Records contained in a dataset:
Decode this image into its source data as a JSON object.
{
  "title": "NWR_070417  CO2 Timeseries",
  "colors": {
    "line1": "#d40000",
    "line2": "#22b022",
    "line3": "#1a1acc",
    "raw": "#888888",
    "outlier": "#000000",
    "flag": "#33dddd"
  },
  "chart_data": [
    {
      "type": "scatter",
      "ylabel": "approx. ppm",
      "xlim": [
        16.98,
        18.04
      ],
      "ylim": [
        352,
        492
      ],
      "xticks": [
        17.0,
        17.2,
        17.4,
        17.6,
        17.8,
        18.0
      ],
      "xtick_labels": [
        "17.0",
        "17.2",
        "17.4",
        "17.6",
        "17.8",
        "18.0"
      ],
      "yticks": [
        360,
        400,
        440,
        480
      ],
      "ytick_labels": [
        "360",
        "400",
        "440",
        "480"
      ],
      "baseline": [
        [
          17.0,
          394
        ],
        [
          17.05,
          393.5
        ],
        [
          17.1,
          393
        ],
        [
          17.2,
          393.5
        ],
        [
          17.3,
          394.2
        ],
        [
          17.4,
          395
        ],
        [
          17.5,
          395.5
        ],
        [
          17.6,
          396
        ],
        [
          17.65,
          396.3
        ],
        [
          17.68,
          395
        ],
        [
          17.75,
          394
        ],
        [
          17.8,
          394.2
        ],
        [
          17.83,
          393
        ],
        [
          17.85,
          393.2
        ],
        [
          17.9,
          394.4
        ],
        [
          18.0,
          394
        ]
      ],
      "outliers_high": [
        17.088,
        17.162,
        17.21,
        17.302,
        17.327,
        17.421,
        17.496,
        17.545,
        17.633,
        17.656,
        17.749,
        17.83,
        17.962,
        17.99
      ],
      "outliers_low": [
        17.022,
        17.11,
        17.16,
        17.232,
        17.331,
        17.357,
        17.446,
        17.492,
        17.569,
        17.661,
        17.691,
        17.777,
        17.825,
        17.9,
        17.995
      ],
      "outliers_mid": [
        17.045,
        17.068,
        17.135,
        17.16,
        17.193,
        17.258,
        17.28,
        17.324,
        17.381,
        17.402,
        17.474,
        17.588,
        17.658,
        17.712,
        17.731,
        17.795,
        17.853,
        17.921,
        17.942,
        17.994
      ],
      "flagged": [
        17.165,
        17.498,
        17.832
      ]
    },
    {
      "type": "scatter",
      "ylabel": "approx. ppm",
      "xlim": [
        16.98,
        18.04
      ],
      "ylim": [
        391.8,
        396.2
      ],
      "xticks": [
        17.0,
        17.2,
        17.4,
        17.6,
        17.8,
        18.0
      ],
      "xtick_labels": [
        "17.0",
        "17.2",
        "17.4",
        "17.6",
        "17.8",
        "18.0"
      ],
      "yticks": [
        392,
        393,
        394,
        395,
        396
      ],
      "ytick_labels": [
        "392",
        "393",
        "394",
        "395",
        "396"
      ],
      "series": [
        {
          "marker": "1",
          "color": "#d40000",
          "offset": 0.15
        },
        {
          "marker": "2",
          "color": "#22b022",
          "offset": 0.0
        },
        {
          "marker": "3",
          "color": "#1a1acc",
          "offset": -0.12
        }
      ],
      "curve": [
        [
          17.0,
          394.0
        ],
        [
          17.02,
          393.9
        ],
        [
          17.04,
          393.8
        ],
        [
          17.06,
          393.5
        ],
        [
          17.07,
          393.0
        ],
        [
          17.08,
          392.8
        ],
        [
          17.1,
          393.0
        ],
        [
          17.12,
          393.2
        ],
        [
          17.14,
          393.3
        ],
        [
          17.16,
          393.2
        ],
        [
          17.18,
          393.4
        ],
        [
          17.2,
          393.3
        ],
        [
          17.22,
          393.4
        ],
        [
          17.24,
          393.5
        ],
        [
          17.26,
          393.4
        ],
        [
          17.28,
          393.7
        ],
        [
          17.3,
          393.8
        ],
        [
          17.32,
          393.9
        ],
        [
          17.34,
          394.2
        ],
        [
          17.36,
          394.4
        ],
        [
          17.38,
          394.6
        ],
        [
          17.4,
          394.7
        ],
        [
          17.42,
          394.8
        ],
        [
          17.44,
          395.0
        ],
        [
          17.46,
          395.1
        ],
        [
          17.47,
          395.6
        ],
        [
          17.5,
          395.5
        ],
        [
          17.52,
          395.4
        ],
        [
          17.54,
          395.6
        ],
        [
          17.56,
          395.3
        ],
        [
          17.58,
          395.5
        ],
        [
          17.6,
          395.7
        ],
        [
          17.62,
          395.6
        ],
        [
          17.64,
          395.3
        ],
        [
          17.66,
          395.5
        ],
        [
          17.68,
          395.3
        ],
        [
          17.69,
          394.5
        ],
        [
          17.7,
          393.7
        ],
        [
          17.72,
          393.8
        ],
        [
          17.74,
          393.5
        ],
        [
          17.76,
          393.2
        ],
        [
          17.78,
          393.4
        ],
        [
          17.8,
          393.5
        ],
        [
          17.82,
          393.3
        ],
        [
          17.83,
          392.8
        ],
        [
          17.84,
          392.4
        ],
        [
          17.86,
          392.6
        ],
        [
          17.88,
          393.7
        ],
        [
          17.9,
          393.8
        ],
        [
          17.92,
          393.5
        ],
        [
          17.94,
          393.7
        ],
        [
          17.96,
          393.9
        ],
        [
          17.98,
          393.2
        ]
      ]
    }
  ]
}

### Your task
Copy the data above in full, character for character.

### Task solution
Decode this image into its source data as a JSON object.
{
  "title": "NWR_070417  CO2 Timeseries",
  "colors": {
    "line1": "#d40000",
    "line2": "#22b022",
    "line3": "#1a1acc",
    "raw": "#888888",
    "outlier": "#000000",
    "flag": "#33dddd"
  },
  "chart_data": [
    {
      "type": "scatter",
      "ylabel": "approx. ppm",
      "xlim": [
        16.98,
        18.04
      ],
      "ylim": [
        352,
        492
      ],
      "xticks": [
        17.0,
        17.2,
        17.4,
        17.6,
        17.8,
        18.0
      ],
      "xtick_labels": [
        "17.0",
        "17.2",
        "17.4",
        "17.6",
        "17.8",
        "18.0"
      ],
      "yticks": [
        360,
        400,
        440,
        480
      ],
      "ytick_labels": [
        "360",
        "400",
        "440",
        "480"
      ],
      "baseline": [
        [
          17.0,
          394
        ],
        [
          17.05,
          393.5
        ],
        [
          17.1,
          393
        ],
        [
          17.2,
          393.5
        ],
        [
          17.3,
          394.2
        ],
        [
          17.4,
          395
        ],
        [
          17.5,
          395.5
        ],
        [
          17.6,
          396
        ],
        [
          17.65,
          396.3
        ],
        [
          17.68,
          395
        ],
        [
          17.75,
          394
        ],
        [
          17.8,
          394.2
        ],
        [
          17.83,
          393
        ],
        [
          17.85,
          393.2
        ],
        [
          17.9,
          394.4
        ],
        [
          18.0,
          394
        ]
      ],
      "outliers_high": [
        17.088,
        17.162,
        17.21,
        17.302,
        17.327,
        17.421,
        17.496,
        17.545,
        17.633,
        17.656,
        17.749,
        17.83,
        17.962,
        17.99
      ],
      "outliers_low": [
        17.022,
        17.11,
        17.16,
        17.232,
        17.331,
        17.357,
        17.446,
        17.492,
        17.569,
        17.661,
        17.691,
        17.777,
        17.825,
        17.9,
        17.995
      ],
      "outliers_mid": [
        17.045,
        17.068,
        17.135,
        17.16,
        17.193,
        17.258,
        17.28,
        17.324,
        17.381,
        17.402,
        17.474,
        17.588,
        17.658,
        17.712,
        17.731,
        17.795,
        17.853,
        17.921,
        17.942,
        17.994
      ],
      "flagged": [
        17.165,
        17.498,
        17.832
      ]
    },
    {
      "type": "scatter",
      "ylabel": "approx. ppm",
      "xlim": [
        16.98,
        18.04
      ],
      "ylim": [
        391.8,
        396.2
      ],
      "xticks": [
        17.0,
        17.2,
        17.4,
        17.6,
        17.8,
        18.0
      ],
      "xtick_labels": [
        "17.0",
        "17.2",
        "17.4",
        "17.6",
        "17.8",
        "18.0"
      ],
      "yticks": [
        392,
        393,
        394,
        395,
        396
      ],
      "ytick_labels": [
        "392",
        "393",
        "394",
        "395",
        "396"
      ],
      "series": [
        {
          "marker": "1",
          "color": "#d40000",
          "offset": 0.15
        },
        {
          "marker": "2",
          "color": "#22b022",
          "offset": 0.0
        },
        {
          "marker": "3",
          "color": "#1a1acc",
          "offset": -0.12
        }
      ],
      "curve": [
        [
          17.0,
          394.0
        ],
        [
          17.02,
          393.9
        ],
        [
          17.04,
          393.8
        ],
        [
          17.06,
          393.5
        ],
        [
          17.07,
          393.0
        ],
        [
          17.08,
          392.8
        ],
        [
          17.1,
          393.0
        ],
        [
          17.12,
          393.2
        ],
        [
          17.14,
          393.3
        ],
        [
          17.16,
          393.2
        ],
        [
          17.18,
          393.4
        ],
        [
          17.2,
          393.3
        ],
        [
          17.22,
          393.4
        ],
        [
          17.24,
          393.5
        ],
        [
          17.26,
          393.4
        ],
        [
          17.28,
          393.7
        ],
        [
          17.3,
          393.8
        ],
        [
          17.32,
          393.9
        ],
        [
          17.34,
          394.2
        ],
        [
          17.36,
          394.4
        ],
        [
          17.38,
          394.6
        ],
        [
          17.4,
          394.7
        ],
        [
          17.42,
          394.8
        ],
        [
          17.44,
          395.0
        ],
        [
          17.46,
          395.1
        ],
        [
          17.47,
          395.6
        ],
        [
          17.5,
          395.5
        ],
        [
          17.52,
          395.4
        ],
        [
          17.54,
          395.6
        ],
        [
          17.56,
          395.3
        ],
        [
          17.58,
          395.5
        ],
        [
          17.6,
          395.7
        ],
        [
          17.62,
          395.6
        ],
        [
          17.64,
          395.3
        ],
        [
          17.66,
          395.5
        ],
        [
          17.68,
          395.3
        ],
        [
          17.69,
          394.5
        ],
        [
          17.7,
          393.7
        ],
        [
          17.72,
          393.8
        ],
        [
          17.74,
          393.5
        ],
        [
          17.76,
          393.2
        ],
        [
          17.78,
          393.4
        ],
        [
          17.8,
          393.5
        ],
        [
          17.82,
          393.3
        ],
        [
          17.83,
          392.8
        ],
        [
          17.84,
          392.4
        ],
        [
          17.86,
          392.6
        ],
        [
          17.88,
          393.7
        ],
        [
          17.9,
          393.8
        ],
        [
          17.92,
          393.5
        ],
        [
          17.94,
          393.7
        ],
        [
          17.96,
          393.9
        ],
        [
          17.98,
          393.2
        ]
      ]
    }
  ]
}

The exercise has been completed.